Task description:
Locate all lines with the word "grid". Copy them.

Supplied information:
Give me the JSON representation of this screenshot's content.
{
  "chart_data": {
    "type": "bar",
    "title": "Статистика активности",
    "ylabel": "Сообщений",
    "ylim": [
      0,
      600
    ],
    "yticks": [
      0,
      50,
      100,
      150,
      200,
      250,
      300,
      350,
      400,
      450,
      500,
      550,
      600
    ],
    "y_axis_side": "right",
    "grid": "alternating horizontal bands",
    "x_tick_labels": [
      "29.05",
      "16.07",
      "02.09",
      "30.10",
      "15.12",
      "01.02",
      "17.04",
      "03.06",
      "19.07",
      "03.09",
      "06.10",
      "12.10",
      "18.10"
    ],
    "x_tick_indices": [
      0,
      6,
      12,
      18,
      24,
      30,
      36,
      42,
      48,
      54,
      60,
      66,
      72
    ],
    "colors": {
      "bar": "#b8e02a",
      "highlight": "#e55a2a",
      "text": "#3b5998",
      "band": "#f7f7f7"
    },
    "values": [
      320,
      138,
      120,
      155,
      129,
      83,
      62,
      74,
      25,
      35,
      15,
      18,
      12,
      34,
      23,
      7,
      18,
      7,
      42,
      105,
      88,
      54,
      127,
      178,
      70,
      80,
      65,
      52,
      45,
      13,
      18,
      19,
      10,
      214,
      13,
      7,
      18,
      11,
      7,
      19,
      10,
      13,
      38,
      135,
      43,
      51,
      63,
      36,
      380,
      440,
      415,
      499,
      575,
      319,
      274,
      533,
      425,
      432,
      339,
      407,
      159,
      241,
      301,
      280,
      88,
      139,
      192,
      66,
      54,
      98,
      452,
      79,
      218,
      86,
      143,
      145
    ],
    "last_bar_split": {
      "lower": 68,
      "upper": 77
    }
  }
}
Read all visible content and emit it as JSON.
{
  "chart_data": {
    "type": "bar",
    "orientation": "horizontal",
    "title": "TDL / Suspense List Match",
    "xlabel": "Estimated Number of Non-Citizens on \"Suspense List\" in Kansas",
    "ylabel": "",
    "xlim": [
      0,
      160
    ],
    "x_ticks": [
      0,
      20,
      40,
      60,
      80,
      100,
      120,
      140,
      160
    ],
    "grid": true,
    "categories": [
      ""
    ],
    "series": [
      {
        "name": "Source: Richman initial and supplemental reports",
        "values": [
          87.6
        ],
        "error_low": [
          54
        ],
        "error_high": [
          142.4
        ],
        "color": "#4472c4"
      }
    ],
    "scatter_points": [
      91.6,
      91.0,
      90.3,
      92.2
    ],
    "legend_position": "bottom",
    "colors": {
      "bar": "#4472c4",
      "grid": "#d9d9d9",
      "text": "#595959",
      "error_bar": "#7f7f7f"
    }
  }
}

Solution to this task:
    "grid": "alternating horizontal bands",
    "grid": true,
      "grid": "#d9d9d9",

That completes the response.